Exercise aim:
Duplicate the records between the line containing "Patent image size: (701, 511)." and the line containing "The porous paper packet 40 is at (160, 93).", inclusive.

- - - -

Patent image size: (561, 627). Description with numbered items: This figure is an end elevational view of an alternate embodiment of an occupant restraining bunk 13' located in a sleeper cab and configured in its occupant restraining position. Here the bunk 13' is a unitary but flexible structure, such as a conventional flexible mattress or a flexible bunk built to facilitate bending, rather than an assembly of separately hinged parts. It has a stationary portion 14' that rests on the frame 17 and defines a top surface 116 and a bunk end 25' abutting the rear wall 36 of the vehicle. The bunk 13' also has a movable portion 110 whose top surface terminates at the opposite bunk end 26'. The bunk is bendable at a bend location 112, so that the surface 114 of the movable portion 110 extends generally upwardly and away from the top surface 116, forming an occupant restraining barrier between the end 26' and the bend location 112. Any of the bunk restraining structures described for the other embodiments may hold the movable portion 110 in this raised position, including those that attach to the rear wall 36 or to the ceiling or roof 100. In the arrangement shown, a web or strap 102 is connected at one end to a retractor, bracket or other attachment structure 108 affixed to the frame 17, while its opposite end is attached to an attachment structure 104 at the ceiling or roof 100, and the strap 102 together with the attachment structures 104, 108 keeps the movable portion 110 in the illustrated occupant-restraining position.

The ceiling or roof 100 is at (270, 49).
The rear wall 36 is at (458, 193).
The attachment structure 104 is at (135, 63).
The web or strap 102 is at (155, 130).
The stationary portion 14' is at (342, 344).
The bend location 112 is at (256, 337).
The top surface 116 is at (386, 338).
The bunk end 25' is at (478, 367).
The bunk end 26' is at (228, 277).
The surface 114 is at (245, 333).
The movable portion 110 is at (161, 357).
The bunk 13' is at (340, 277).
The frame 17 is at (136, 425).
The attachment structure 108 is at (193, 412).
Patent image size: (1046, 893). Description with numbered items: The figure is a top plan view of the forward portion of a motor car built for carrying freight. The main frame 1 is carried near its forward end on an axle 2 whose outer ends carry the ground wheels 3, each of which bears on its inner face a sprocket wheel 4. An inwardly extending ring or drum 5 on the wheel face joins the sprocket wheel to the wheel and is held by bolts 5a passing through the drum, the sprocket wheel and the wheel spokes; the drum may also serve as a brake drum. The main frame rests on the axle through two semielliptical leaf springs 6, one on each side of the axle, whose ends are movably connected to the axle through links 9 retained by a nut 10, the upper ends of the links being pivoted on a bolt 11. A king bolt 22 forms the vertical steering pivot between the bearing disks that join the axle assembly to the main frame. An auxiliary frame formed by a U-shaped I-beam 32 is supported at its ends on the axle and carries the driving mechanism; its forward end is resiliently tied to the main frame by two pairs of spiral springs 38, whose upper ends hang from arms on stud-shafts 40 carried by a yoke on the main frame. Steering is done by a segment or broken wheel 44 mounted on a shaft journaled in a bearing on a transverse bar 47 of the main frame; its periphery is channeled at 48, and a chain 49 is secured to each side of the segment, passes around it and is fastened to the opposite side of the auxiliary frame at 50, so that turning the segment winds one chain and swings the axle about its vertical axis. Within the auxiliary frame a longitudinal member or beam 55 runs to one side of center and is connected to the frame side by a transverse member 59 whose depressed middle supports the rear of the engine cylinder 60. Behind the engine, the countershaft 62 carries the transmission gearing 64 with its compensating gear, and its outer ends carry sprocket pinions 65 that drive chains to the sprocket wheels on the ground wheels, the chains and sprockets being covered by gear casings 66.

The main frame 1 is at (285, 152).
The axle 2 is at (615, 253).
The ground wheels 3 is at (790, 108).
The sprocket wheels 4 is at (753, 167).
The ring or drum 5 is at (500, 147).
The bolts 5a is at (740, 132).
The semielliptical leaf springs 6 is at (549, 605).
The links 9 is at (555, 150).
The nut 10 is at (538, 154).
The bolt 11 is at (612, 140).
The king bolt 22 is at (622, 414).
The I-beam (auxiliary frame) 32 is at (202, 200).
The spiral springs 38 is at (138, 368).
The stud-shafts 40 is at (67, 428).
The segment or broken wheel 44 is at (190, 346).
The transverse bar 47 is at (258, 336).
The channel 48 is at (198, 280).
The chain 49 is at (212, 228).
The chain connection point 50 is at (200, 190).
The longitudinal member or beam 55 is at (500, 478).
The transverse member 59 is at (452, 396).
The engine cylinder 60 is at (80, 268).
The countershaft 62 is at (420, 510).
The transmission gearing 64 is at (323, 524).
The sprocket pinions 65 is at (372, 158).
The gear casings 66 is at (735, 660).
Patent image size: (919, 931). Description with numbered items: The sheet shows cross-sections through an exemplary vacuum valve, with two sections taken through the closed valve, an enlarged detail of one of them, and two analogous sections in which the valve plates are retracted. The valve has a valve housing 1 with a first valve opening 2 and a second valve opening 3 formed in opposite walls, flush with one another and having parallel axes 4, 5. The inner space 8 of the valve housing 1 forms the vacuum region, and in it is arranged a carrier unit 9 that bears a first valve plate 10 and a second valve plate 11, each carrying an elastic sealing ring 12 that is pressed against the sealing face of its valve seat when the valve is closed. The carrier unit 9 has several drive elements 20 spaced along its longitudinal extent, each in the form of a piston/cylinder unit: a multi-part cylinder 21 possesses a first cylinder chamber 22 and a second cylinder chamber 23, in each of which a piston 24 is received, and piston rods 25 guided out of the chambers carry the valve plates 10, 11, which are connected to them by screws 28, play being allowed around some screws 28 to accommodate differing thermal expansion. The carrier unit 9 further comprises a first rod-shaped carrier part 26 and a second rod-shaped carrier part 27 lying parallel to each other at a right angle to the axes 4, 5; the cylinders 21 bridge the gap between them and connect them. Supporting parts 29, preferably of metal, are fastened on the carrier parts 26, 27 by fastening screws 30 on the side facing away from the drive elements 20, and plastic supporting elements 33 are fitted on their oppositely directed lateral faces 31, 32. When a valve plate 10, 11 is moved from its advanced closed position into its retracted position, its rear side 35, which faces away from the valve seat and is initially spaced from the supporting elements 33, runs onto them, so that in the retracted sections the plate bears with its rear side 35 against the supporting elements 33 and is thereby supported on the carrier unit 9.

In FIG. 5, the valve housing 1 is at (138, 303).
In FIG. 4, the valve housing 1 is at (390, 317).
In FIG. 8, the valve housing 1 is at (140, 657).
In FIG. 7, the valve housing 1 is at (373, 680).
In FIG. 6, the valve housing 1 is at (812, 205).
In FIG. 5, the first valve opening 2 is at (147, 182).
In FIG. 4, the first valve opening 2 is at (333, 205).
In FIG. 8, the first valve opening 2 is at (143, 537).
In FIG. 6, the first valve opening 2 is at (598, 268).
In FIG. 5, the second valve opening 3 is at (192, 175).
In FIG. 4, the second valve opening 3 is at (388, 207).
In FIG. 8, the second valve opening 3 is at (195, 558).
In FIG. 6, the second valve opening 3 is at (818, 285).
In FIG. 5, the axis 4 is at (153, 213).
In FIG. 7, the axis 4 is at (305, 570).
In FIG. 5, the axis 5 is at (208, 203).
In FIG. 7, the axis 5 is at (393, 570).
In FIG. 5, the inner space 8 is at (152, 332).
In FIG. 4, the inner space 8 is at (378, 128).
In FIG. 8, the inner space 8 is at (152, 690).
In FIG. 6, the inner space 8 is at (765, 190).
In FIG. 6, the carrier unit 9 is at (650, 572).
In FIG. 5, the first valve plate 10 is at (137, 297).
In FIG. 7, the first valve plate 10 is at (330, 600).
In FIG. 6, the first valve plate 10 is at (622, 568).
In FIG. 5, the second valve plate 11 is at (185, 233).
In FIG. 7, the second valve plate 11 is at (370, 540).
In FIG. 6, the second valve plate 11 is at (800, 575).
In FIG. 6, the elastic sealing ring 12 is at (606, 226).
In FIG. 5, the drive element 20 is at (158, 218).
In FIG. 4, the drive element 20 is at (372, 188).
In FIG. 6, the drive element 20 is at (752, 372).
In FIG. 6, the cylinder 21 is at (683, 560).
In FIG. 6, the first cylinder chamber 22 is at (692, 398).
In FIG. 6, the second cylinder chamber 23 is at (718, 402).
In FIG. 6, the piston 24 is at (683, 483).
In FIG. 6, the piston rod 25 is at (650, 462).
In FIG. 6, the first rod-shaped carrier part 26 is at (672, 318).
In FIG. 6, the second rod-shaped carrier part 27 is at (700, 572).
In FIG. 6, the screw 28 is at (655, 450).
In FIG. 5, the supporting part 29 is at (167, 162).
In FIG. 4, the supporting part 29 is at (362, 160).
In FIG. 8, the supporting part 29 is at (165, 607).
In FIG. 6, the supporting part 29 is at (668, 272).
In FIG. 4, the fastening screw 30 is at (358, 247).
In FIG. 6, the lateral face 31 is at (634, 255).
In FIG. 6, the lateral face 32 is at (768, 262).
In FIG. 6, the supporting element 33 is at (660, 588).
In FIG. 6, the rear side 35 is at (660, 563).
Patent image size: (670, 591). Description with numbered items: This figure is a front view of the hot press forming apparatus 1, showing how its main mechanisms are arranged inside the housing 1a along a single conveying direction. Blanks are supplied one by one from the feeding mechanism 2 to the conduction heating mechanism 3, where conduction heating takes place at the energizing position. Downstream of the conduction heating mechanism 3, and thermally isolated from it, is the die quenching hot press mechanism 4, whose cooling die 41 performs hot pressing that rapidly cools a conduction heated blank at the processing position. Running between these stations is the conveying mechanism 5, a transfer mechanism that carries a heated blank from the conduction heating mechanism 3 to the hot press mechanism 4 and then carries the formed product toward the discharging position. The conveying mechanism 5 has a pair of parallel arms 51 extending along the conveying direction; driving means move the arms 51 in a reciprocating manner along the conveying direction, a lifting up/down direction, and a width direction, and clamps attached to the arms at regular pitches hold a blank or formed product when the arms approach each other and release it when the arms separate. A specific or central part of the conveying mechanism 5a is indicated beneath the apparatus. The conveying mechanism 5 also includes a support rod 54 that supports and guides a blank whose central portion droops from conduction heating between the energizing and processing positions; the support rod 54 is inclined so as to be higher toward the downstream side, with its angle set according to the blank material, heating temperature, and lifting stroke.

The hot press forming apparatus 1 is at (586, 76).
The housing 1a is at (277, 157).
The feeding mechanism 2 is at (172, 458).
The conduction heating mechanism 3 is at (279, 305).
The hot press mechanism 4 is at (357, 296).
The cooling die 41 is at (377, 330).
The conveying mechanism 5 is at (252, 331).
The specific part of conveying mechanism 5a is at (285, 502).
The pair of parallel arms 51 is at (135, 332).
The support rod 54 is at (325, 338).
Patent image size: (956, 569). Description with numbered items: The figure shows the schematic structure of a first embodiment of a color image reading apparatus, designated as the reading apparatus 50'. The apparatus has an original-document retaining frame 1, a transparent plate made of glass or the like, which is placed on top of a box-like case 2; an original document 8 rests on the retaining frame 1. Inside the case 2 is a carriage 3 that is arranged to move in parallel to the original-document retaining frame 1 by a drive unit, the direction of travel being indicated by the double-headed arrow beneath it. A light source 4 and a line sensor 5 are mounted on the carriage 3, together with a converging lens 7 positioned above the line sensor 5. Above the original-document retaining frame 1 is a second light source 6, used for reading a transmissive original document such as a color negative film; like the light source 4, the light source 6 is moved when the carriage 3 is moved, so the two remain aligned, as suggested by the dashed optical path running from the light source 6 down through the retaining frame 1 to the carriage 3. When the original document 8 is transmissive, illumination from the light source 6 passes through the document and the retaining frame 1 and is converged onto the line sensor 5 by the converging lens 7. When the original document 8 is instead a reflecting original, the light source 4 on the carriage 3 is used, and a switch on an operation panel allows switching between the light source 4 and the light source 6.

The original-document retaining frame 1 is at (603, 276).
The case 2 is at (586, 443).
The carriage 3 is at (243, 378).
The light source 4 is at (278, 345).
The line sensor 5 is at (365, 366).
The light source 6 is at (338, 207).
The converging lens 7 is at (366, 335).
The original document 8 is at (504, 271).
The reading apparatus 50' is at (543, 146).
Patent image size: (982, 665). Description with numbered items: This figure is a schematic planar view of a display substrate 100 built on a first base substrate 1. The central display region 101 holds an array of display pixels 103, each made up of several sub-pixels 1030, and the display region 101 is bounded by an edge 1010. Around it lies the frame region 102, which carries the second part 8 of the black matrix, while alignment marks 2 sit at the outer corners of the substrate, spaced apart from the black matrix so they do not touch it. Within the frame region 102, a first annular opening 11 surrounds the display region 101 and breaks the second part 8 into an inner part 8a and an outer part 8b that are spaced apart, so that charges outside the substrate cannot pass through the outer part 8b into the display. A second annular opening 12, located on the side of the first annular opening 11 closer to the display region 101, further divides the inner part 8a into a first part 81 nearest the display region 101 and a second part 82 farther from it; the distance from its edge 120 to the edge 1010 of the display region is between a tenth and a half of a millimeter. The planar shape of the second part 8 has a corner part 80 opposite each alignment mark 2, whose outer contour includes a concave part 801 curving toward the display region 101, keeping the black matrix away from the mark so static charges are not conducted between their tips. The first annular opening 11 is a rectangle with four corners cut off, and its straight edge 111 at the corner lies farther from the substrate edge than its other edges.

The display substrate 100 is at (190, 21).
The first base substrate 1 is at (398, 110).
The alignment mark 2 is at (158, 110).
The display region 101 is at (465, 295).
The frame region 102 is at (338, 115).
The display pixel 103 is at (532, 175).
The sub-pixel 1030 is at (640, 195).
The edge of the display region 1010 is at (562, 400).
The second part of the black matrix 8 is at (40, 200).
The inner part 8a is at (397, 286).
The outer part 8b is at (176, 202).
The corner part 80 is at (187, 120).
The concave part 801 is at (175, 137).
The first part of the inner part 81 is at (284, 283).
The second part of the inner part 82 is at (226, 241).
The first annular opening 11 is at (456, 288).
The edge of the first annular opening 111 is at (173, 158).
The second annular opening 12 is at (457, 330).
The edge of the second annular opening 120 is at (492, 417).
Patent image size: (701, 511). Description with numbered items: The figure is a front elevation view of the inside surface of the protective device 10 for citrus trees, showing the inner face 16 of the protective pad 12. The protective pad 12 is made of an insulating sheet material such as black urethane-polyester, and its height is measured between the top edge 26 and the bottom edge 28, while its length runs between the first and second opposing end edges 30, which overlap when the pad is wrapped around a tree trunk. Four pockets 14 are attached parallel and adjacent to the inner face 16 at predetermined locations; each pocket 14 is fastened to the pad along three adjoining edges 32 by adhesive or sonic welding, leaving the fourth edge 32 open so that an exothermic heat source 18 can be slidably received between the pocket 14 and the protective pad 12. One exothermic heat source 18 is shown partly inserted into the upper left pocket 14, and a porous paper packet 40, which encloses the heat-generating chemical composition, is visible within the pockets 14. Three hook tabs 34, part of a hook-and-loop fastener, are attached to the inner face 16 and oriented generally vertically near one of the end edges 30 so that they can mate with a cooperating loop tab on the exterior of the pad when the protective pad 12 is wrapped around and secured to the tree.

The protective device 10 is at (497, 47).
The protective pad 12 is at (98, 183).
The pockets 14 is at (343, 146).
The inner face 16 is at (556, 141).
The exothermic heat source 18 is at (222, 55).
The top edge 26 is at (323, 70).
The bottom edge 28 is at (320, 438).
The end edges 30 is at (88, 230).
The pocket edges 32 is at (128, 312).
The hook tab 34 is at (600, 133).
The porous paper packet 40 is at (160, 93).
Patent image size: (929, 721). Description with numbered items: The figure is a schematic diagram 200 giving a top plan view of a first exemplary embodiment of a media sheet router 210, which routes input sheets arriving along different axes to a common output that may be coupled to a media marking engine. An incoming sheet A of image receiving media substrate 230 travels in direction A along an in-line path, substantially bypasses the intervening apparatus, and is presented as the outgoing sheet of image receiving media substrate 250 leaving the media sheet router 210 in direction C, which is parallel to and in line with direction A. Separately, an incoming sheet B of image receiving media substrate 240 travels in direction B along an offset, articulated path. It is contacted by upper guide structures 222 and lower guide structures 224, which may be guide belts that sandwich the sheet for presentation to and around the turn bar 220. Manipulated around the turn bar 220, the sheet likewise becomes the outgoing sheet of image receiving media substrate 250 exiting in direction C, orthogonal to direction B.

- - - -

Exercise result:
Patent image size: (701, 511). Description with numbered items: The figure is a front elevation view of the inside surface of the protective device 10 for citrus trees, showing the inner face 16 of the protective pad 12. The protective pad 12 is made of an insulating sheet material such as black urethane-polyester, and its height is measured between the top edge 26 and the bottom edge 28, while its length runs between the first and second opposing end edges 30, which overlap when the pad is wrapped around a tree trunk. Four pockets 14 are attached parallel and adjacent to the inner face 16 at predetermined locations; each pocket 14 is fastened to the pad along three adjoining edges 32 by adhesive or sonic welding, leaving the fourth edge 32 open so that an exothermic heat source 18 can be slidably received between the pocket 14 and the protective pad 12. One exothermic heat source 18 is shown partly inserted into the upper left pocket 14, and a porous paper packet 40, which encloses the heat-generating chemical composition, is visible within the pockets 14. Three hook tabs 34, part of a hook-and-loop fastener, are attached to the inner face 16 and oriented generally vertically near one of the end edges 30 so that they can mate with a cooperating loop tab on the exterior of the pad when the protective pad 12 is wrapped around and secured to the tree.

The protective device 10 is at (497, 47).
The protective pad 12 is at (98, 183).
The pockets 14 is at (343, 146).
The inner face 16 is at (556, 141).
The exothermic heat source 18 is at (222, 55).
The top edge 26 is at (323, 70).
The bottom edge 28 is at (320, 438).
The end edges 30 is at (88, 230).
The pocket edges 32 is at (128, 312).
The hook tab 34 is at (600, 133).
The porous paper packet 40 is at (160, 93).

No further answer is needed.